▶ **TASK OBJECTIVE**
Pull each line holding the word "RoHS" from the data.

▶ **RAW DATA**

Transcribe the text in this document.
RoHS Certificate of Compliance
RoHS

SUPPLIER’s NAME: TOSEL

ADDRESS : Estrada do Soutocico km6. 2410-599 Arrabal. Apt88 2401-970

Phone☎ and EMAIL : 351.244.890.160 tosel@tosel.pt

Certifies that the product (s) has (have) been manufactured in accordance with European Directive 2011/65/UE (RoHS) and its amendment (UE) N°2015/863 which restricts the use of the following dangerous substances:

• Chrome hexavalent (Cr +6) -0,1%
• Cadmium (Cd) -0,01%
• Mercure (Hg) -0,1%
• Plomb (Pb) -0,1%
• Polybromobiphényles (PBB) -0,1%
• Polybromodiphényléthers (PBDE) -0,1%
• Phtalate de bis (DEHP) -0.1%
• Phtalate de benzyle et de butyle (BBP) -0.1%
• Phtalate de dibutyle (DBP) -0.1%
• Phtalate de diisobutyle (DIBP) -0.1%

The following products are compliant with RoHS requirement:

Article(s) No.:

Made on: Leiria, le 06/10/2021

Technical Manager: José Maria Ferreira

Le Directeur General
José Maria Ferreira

▶ **RESPONSE FOR THIS EXERCISE**
RoHS Certificate of Compliance
RoHS
Certifies that the product (s) has (have) been manufactured in accordance with European Directive 2011/65/UE (RoHS) and its amendment (UE) N°2015/863 which restricts the use of the following dangerous substances:
The following products are compliant with RoHS requirement:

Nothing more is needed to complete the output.